DIRECTIONS: Locate the string "text" in the records below. Copy every line where it occurs.

INPUT FOR THIS TASK:

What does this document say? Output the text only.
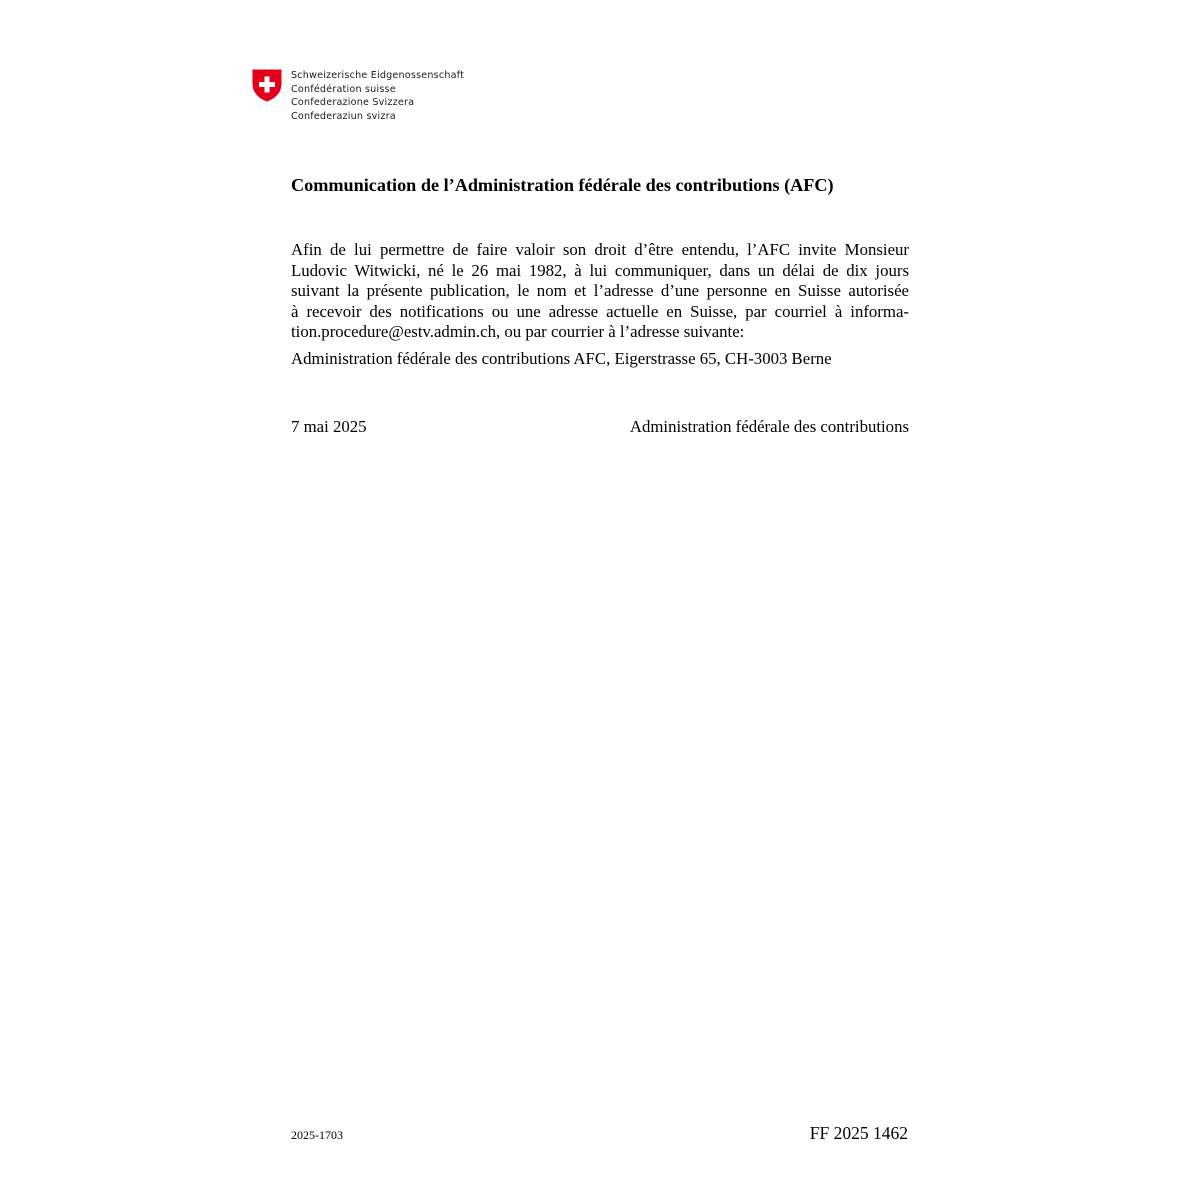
Schweizerische Eidgenossenschaft
Confédération suisse
Confederazione Svizzera
Confederaziun svizra
Communication de l’Administration fédérale des contributions (AFC)
Afin de lui permettre de faire valoir son droit d’être entendu, l’AFC invite Monsieur
Ludovic Witwicki, né le 26 mai 1982, à lui communiquer, dans un délai de dix jours
suivant la présente publication, le nom et l’adresse d’une personne en Suisse autorisée
à recevoir des notifications ou une adresse actuelle en Suisse, par courriel à informa-
tion.procedure@estv.admin.ch, ou par courrier à l’adresse suivante:
Administration fédérale des contributions AFC, Eigerstrasse 65, CH-3003 Berne
7 mai 2025	Administration fédérale des contributions
2025-1703	FF 2025 1462
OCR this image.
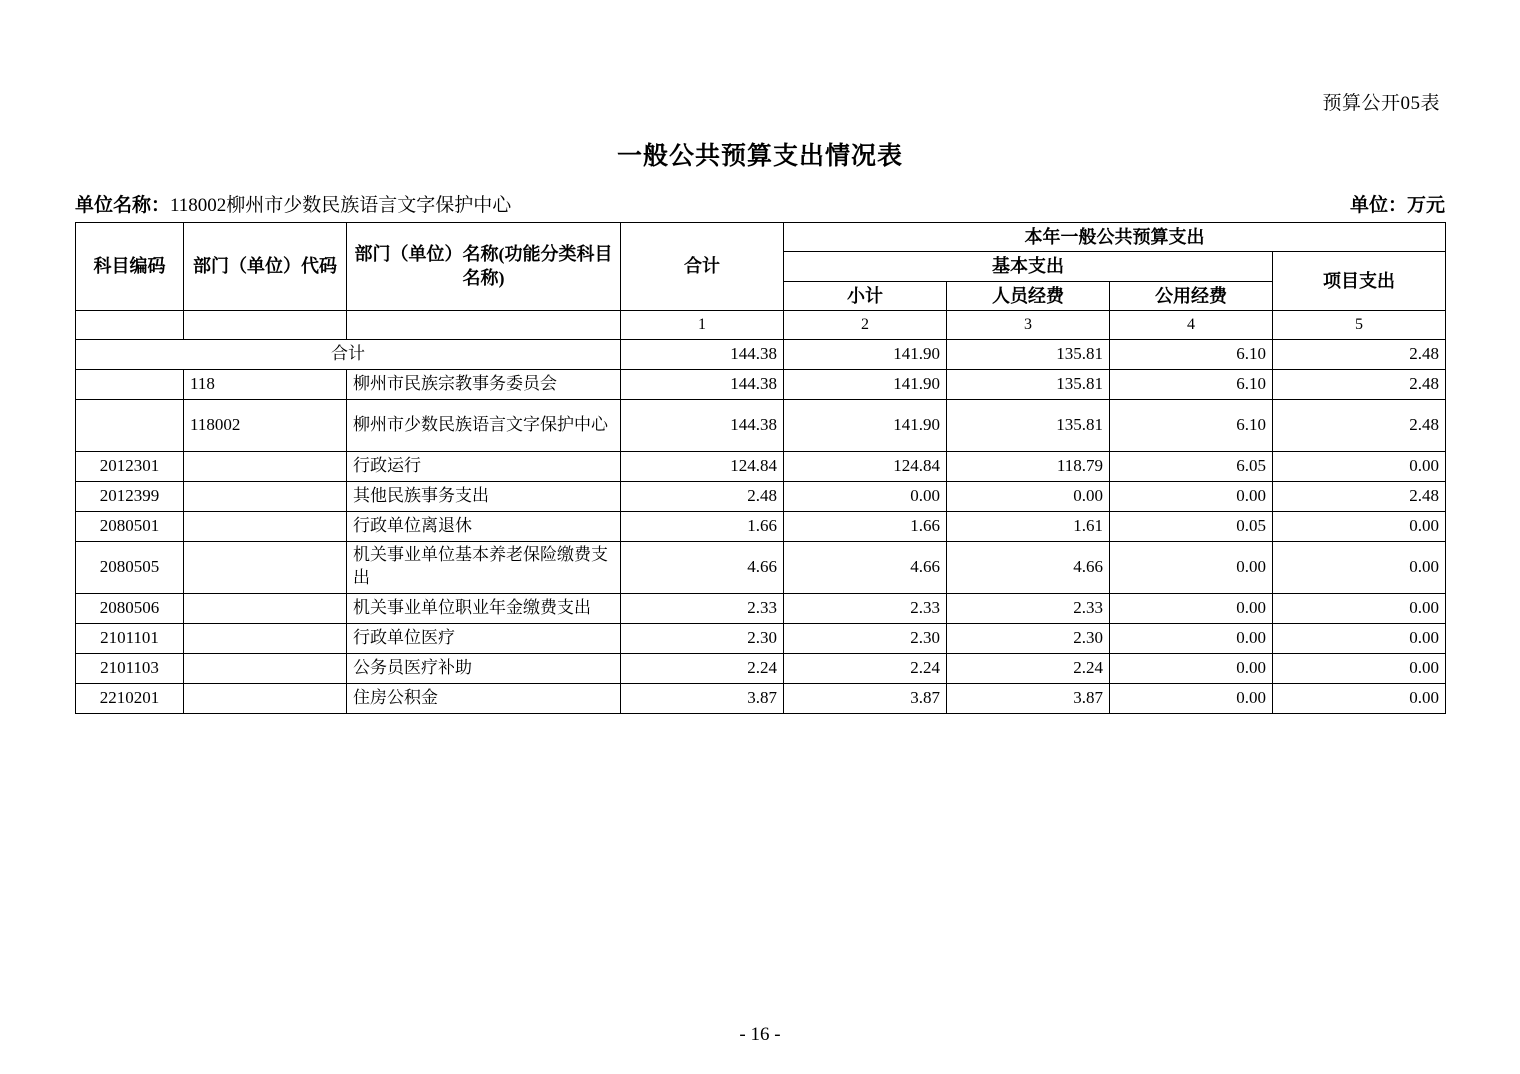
预算公开05表
一般公共预算支出情况表
单位名称：118002柳州市少数民族语言文字保护中心	单位：万元
科目编码	部门（单位）代码	部门（单位）名称(功能分类科目名称)	合计	本年一般公共预算支出			
				基本支出			项目支出
				小计	人员经费	公用经费	
			1	2	3	4	5
合计			144.38	141.90	135.81	6.10	2.48
	118	柳州市民族宗教事务委员会	144.38	141.90	135.81	6.10	2.48
	118002	柳州市少数民族语言文字保护中心	144.38	141.90	135.81	6.10	2.48
2012301		行政运行	124.84	124.84	118.79	6.05	0.00
2012399		其他民族事务支出	2.48	0.00	0.00	0.00	2.48
2080501		行政单位离退休	1.66	1.66	1.61	0.05	0.00
2080505		机关事业单位基本养老保险缴费支出	4.66	4.66	4.66	0.00	0.00
2080506		机关事业单位职业年金缴费支出	2.33	2.33	2.33	0.00	0.00
2101101		行政单位医疗	2.30	2.30	2.30	0.00	0.00
2101103		公务员医疗补助	2.24	2.24	2.24	0.00	0.00
2210201		住房公积金	3.87	3.87	3.87	0.00	0.00
- 16 -
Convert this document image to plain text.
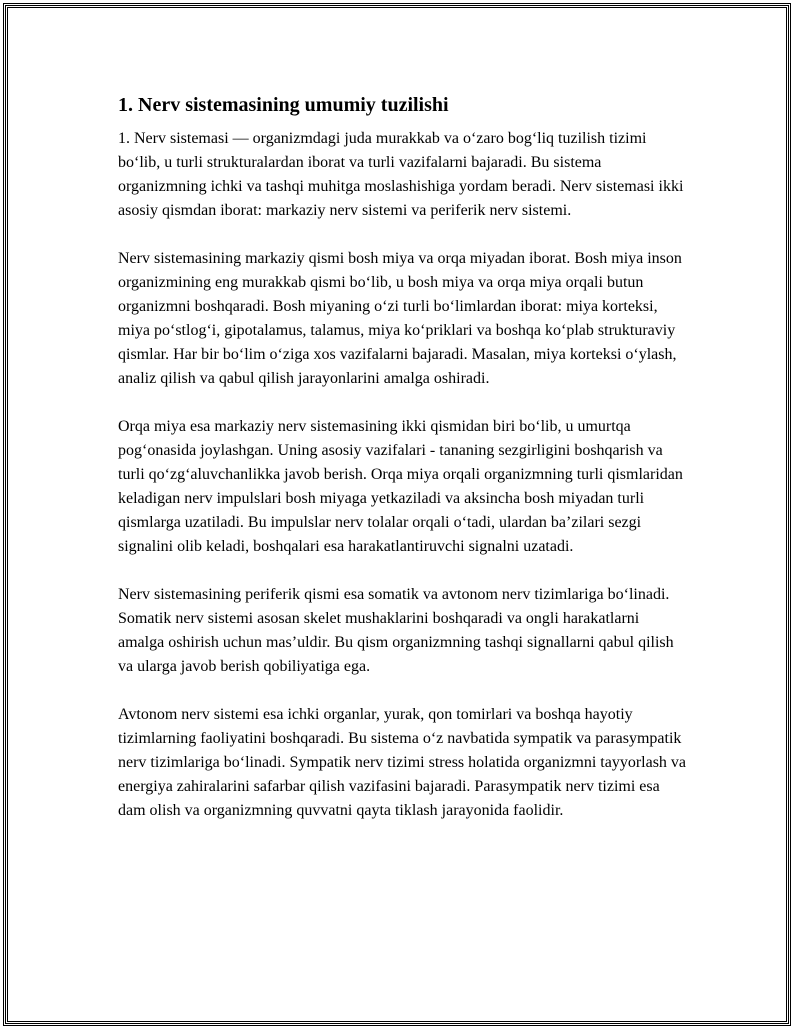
1. Nerv sistemasining umumiy tuzilishi

1. Nerv sistemasi — organizmdagi juda murakkab va o‘zaro bog‘liq tuzilish tizimi bo‘lib, u turli strukturalardan iborat va turli vazifalarni bajaradi. Bu sistema organizmning ichki va tashqi muhitga moslashishiga yordam beradi. Nerv sistemasi ikki asosiy qismdan iborat: markaziy nerv sistemi va periferik nerv sistemi.

Nerv sistemasining markaziy qismi bosh miya va orqa miyadan iborat. Bosh miya inson organizmining eng murakkab qismi bo‘lib, u bosh miya va orqa miya orqali butun organizmni boshqaradi. Bosh miyaning o‘zi turli bo‘limlardan iborat: miya korteksi, miya po‘stlog‘i, gipotalamus, talamus, miya ko‘priklari va boshqa ko‘plab strukturaviy qismlar. Har bir bo‘lim o‘ziga xos vazifalarni bajaradi. Masalan, miya korteksi o‘ylash, analiz qilish va qabul qilish jarayonlarini amalga oshiradi.

Orqa miya esa markaziy nerv sistemasining ikki qismidan biri bo‘lib, u umurtqa pog‘onasida joylashgan. Uning asosiy vazifalari - tananing sezgirligini boshqarish va turli qo‘zg‘aluvchanlikka javob berish. Orqa miya orqali organizmning turli qismlaridan keladigan nerv impulslari bosh miyaga yetkaziladi va aksincha bosh miyadan turli qismlarga uzatiladi. Bu impulslar nerv tolalar orqali o‘tadi, ulardan ba’zilari sezgi signalini olib keladi, boshqalari esa harakatlantiruvchi signalni uzatadi.

Nerv sistemasining periferik qismi esa somatik va avtonom nerv tizimlariga bo‘linadi. Somatik nerv sistemi asosan skelet mushaklarini boshqaradi va ongli harakatlarni amalga oshirish uchun mas’uldir. Bu qism organizmning tashqi signallarni qabul qilish va ularga javob berish qobiliyatiga ega.

Avtonom nerv sistemi esa ichki organlar, yurak, qon tomirlari va boshqa hayotiy tizimlarning faoliyatini boshqaradi. Bu sistema o‘z navbatida sympatik va parasympatik nerv tizimlariga bo‘linadi. Sympatik nerv tizimi stress holatida organizmni tayyorlash va energiya zahiralarini safarbar qilish vazifasini bajaradi. Parasympatik nerv tizimi esa dam olish va organizmning quvvatni qayta tiklash jarayonida faolidir.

FINISHED ANSWER:
What does this document say? Output the text only.
Convert this document image to plain text.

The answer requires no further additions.